■ Work instructions: Quote word for word from the line holding "Give me the" to the last line below, including both, and omit any pictures.
──────
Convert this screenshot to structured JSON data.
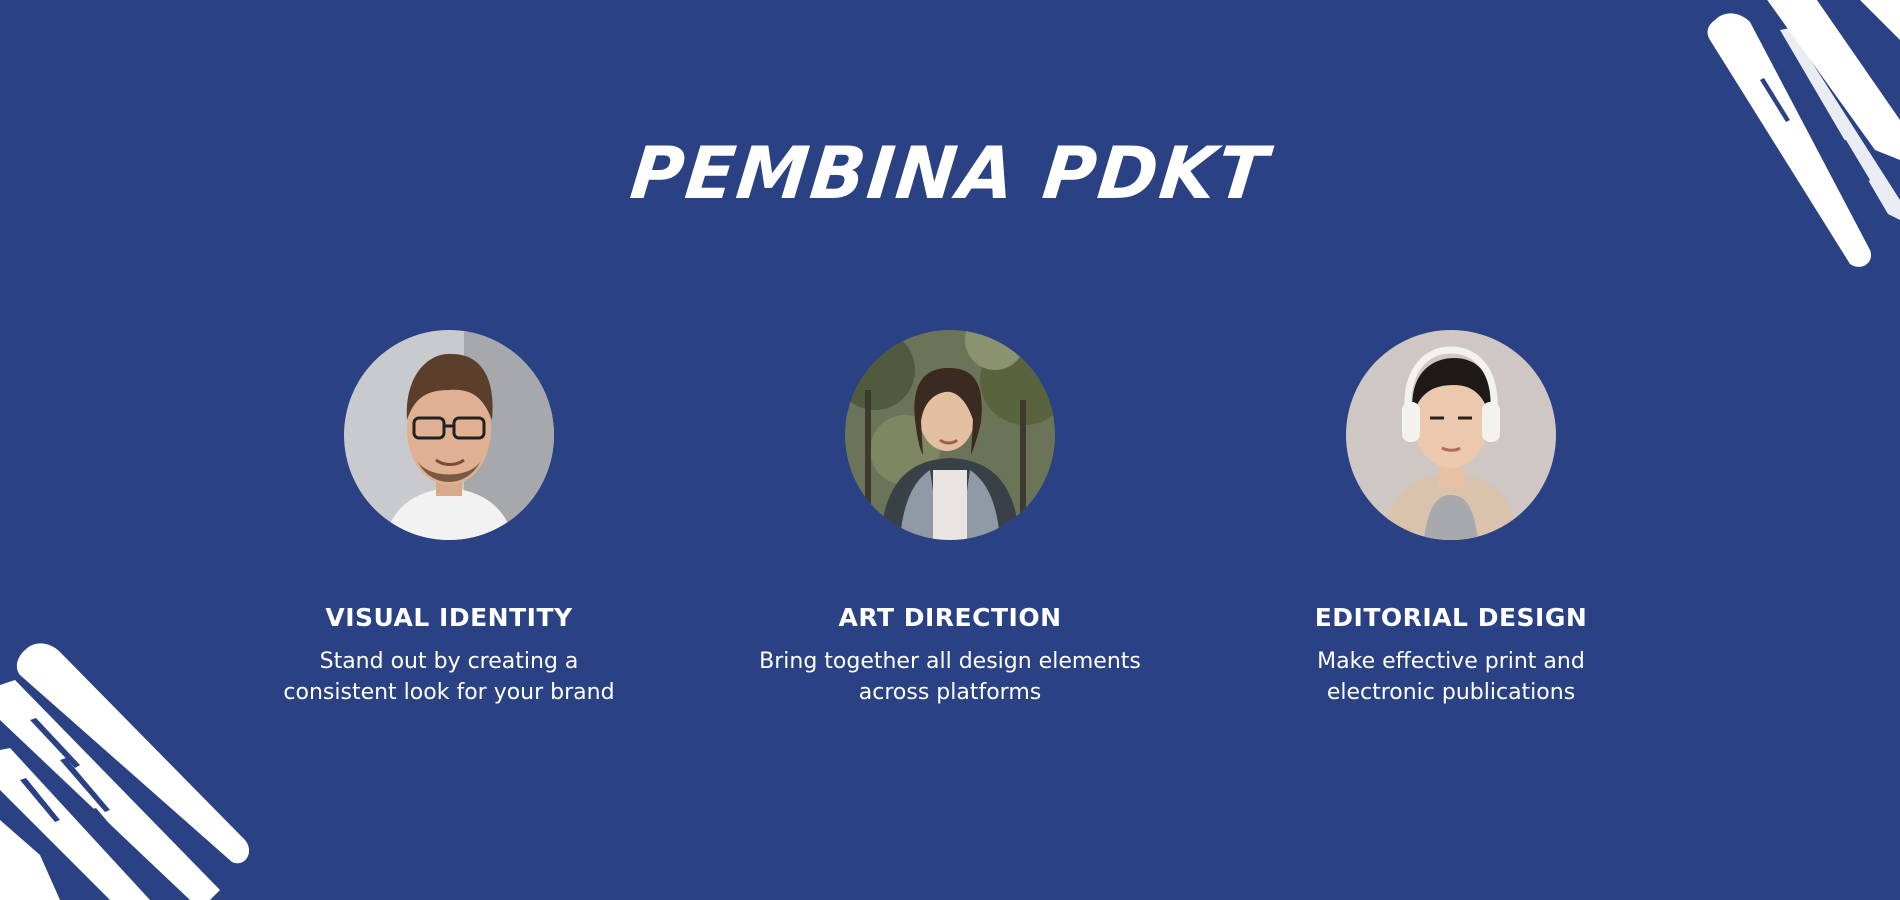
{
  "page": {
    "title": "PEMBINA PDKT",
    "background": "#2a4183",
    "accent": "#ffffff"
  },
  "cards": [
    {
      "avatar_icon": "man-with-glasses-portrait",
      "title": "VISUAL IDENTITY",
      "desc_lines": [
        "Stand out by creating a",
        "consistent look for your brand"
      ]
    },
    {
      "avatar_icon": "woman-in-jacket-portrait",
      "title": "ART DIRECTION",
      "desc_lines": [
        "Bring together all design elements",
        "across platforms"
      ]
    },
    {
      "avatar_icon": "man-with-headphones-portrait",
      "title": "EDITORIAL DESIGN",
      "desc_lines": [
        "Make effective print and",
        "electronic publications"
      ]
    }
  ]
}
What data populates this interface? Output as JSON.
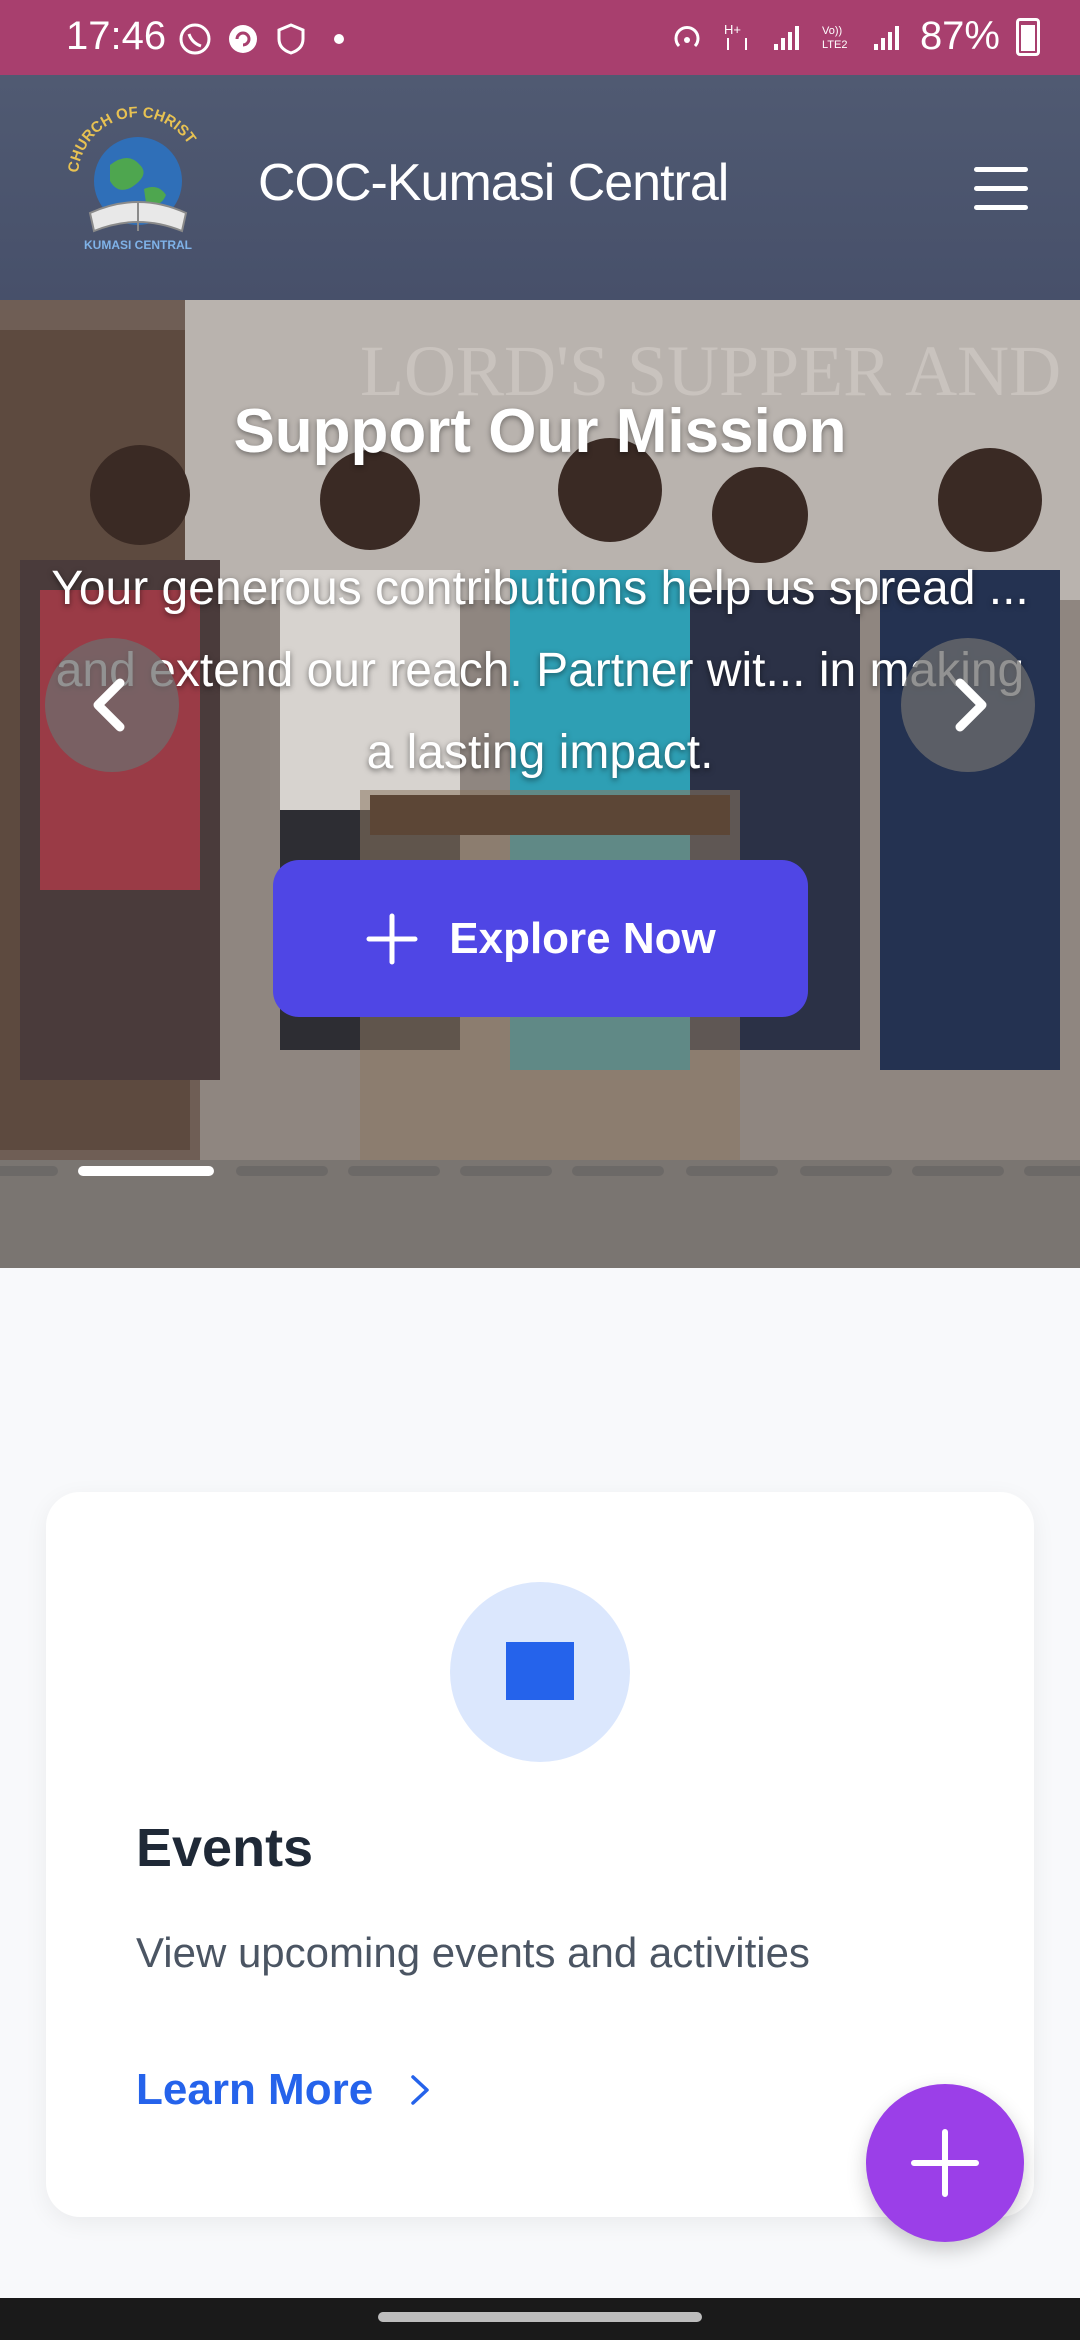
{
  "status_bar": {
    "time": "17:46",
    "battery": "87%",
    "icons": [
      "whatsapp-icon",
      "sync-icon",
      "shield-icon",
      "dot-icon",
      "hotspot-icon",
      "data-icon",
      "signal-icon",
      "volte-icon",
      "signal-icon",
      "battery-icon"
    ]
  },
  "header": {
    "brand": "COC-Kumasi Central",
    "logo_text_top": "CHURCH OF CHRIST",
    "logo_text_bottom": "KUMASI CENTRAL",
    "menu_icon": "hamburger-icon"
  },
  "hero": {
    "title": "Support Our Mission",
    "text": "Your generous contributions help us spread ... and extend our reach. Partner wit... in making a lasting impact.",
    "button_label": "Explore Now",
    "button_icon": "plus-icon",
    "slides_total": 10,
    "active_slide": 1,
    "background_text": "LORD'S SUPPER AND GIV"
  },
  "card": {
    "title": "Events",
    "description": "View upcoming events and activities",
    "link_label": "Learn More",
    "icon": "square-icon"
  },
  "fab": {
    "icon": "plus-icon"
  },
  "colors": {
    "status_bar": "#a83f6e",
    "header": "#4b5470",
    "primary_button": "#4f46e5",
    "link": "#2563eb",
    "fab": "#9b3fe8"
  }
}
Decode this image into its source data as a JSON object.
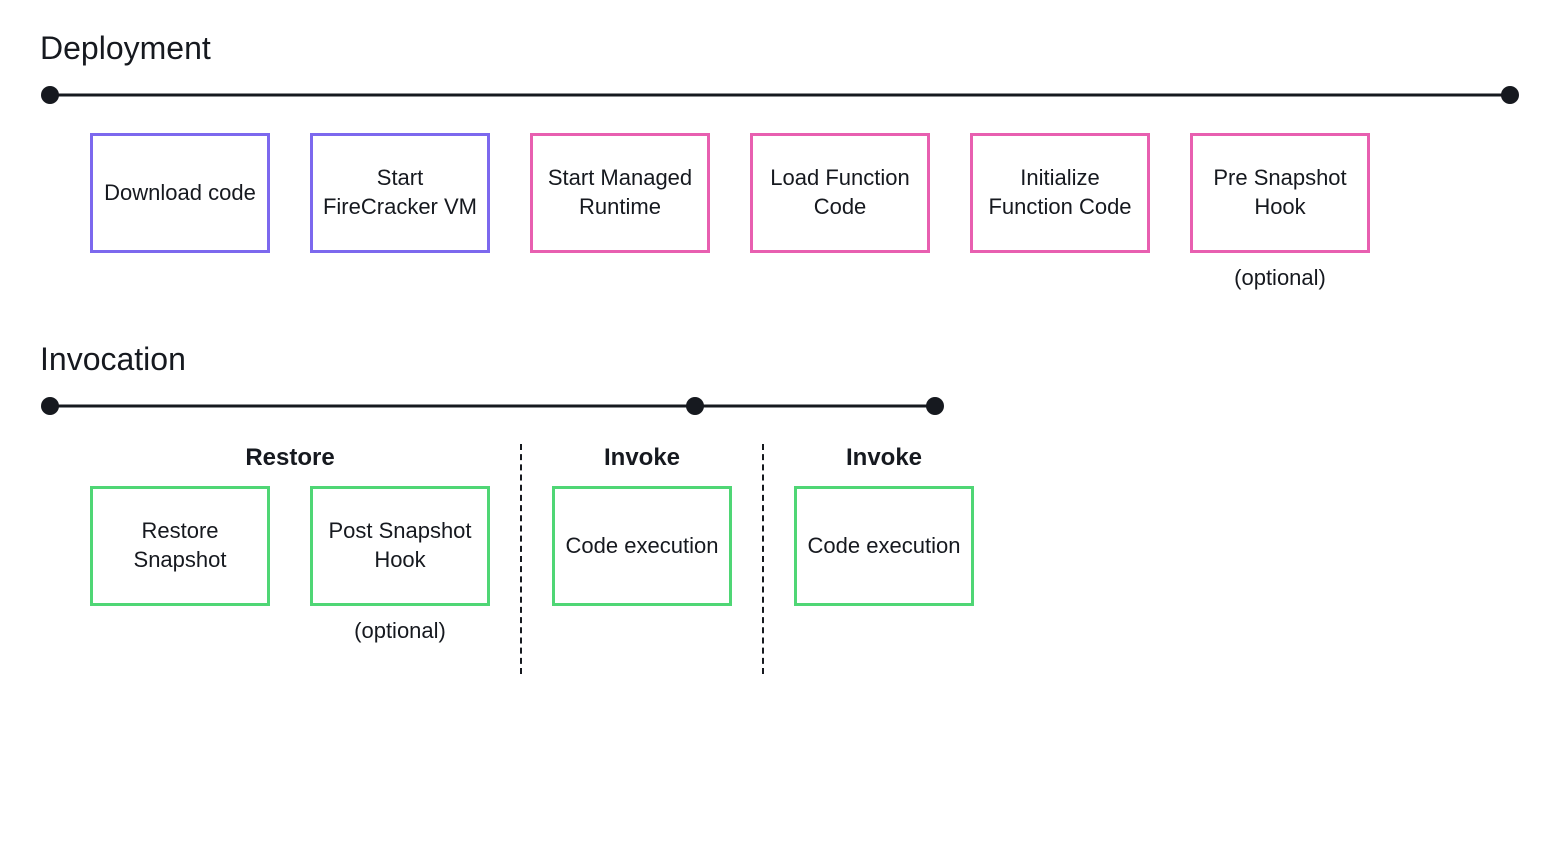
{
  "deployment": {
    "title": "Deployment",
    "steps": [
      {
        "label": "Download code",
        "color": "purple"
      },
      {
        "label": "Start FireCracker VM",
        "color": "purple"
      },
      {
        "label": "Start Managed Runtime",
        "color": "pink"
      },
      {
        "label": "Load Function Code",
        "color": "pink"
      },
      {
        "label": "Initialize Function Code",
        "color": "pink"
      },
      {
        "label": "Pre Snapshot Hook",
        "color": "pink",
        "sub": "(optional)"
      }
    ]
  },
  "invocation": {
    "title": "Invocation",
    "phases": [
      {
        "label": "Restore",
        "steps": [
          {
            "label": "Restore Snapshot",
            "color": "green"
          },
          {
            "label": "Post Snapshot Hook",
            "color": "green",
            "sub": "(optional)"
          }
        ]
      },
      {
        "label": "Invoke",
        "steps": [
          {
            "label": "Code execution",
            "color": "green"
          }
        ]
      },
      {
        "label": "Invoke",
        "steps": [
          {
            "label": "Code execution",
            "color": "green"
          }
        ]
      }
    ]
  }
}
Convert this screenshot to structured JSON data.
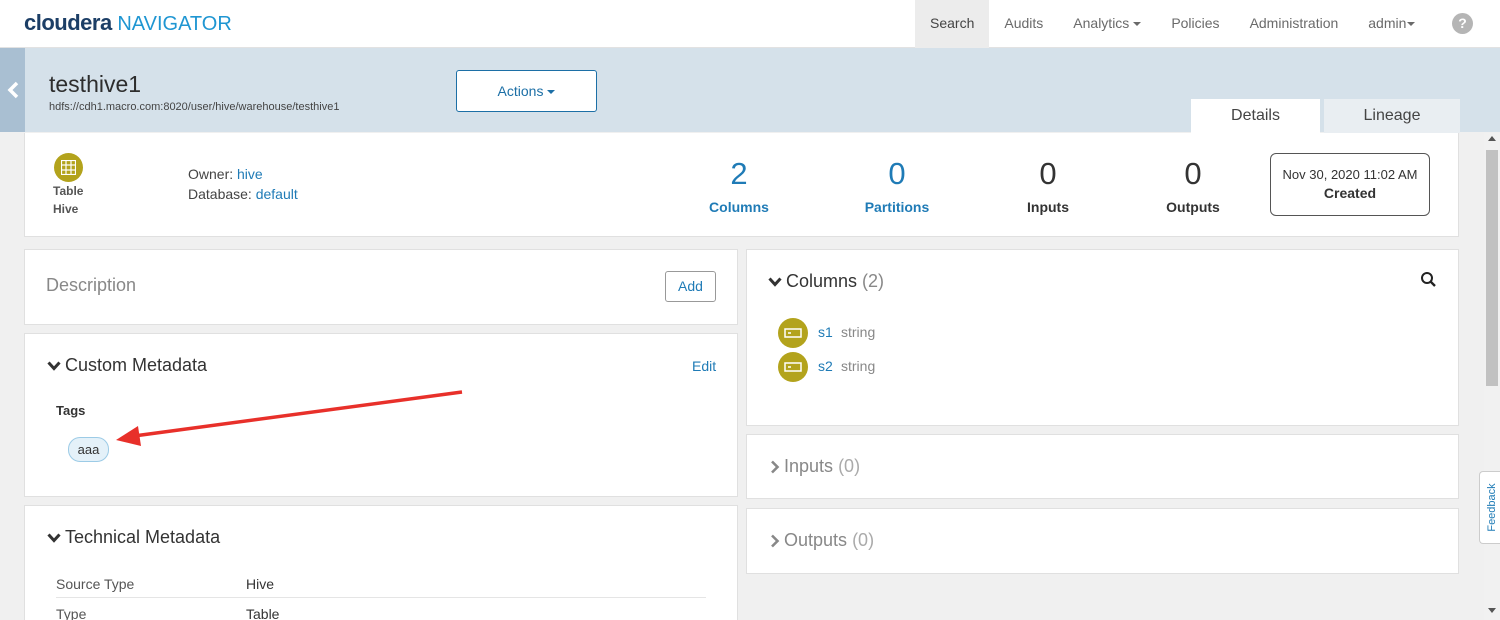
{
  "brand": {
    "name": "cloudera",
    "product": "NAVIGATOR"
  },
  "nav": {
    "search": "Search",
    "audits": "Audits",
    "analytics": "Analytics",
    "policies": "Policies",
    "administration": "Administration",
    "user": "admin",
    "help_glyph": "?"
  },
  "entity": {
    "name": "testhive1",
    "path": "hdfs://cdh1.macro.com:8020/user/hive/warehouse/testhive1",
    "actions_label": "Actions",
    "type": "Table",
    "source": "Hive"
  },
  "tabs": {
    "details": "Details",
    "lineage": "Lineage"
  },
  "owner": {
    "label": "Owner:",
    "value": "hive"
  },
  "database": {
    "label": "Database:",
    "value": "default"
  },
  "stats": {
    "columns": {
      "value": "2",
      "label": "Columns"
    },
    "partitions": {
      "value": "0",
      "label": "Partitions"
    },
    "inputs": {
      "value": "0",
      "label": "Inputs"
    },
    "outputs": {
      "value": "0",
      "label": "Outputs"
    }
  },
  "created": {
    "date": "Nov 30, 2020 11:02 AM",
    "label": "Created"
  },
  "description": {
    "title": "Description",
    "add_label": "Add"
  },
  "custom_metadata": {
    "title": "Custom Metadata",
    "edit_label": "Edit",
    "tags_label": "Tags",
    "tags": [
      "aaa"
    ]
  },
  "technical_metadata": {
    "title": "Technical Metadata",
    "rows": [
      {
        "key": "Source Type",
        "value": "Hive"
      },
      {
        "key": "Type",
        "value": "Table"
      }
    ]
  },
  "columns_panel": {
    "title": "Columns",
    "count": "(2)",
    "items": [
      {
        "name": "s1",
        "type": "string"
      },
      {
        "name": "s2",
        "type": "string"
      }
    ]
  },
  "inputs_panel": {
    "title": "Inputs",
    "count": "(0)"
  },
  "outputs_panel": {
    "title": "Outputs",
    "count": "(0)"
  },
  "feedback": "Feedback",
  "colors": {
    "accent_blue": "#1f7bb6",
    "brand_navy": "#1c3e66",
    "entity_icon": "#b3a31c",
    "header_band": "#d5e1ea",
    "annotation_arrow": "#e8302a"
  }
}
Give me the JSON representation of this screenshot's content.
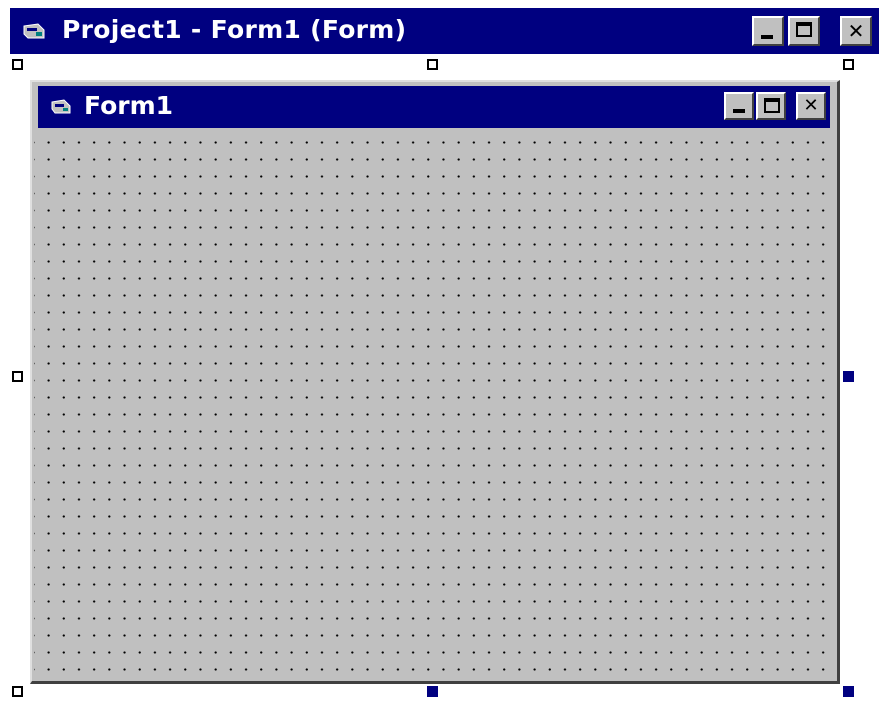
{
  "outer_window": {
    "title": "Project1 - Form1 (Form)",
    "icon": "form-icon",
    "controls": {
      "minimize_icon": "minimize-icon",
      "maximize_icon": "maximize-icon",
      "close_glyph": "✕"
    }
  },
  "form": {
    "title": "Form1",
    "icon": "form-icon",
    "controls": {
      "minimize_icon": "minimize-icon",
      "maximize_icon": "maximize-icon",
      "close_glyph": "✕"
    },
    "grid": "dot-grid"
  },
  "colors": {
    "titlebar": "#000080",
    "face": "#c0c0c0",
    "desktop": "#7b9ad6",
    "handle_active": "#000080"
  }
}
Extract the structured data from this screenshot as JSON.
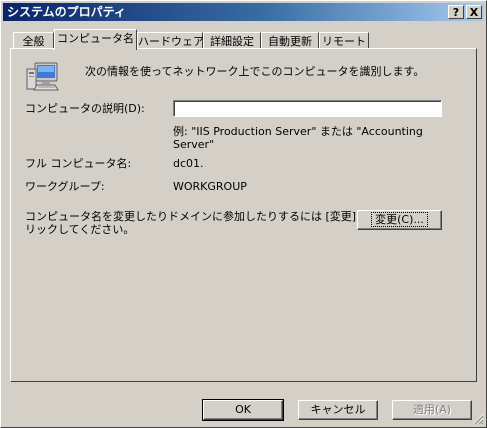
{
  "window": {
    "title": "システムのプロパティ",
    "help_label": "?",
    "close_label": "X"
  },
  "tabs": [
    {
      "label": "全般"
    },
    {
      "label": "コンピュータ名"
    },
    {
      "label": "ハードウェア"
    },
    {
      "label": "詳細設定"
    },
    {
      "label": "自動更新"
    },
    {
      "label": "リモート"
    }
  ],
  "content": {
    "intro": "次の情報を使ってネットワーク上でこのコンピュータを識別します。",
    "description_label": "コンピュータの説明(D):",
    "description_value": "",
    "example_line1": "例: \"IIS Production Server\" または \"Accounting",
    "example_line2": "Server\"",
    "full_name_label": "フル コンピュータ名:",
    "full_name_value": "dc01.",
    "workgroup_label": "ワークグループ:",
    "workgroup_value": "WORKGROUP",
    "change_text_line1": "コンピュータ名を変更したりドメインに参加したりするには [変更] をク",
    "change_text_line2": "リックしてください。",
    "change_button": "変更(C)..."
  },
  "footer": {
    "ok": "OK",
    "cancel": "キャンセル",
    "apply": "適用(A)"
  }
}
──────
■ Reply to the exercise:
Give me the JSON representation of this screenshot's content.
{
  "outer_window": {
    "title": "Project1 - Form1 (Form)",
    "icon": "form-icon",
    "controls": {
      "minimize_icon": "minimize-icon",
      "maximize_icon": "maximize-icon",
      "close_glyph": "✕"
    }
  },
  "form": {
    "title": "Form1",
    "icon": "form-icon",
    "controls": {
      "minimize_icon": "minimize-icon",
      "maximize_icon": "maximize-icon",
      "close_glyph": "✕"
    },
    "grid": "dot-grid"
  },
  "colors": {
    "titlebar": "#000080",
    "face": "#c0c0c0",
    "desktop": "#7b9ad6",
    "handle_active": "#000080"
  }
}
Extract the structured data from this screenshot as JSON.
{
  "window": {
    "title": "システムのプロパティ",
    "help_label": "?",
    "close_label": "X"
  },
  "tabs": [
    {
      "label": "全般"
    },
    {
      "label": "コンピュータ名"
    },
    {
      "label": "ハードウェア"
    },
    {
      "label": "詳細設定"
    },
    {
      "label": "自動更新"
    },
    {
      "label": "リモート"
    }
  ],
  "content": {
    "intro": "次の情報を使ってネットワーク上でこのコンピュータを識別します。",
    "description_label": "コンピュータの説明(D):",
    "description_value": "",
    "example_line1": "例: \"IIS Production Server\" または \"Accounting",
    "example_line2": "Server\"",
    "full_name_label": "フル コンピュータ名:",
    "full_name_value": "dc01.",
    "workgroup_label": "ワークグループ:",
    "workgroup_value": "WORKGROUP",
    "change_text_line1": "コンピュータ名を変更したりドメインに参加したりするには [変更] をク",
    "change_text_line2": "リックしてください。",
    "change_button": "変更(C)..."
  },
  "footer": {
    "ok": "OK",
    "cancel": "キャンセル",
    "apply": "適用(A)"
  }
}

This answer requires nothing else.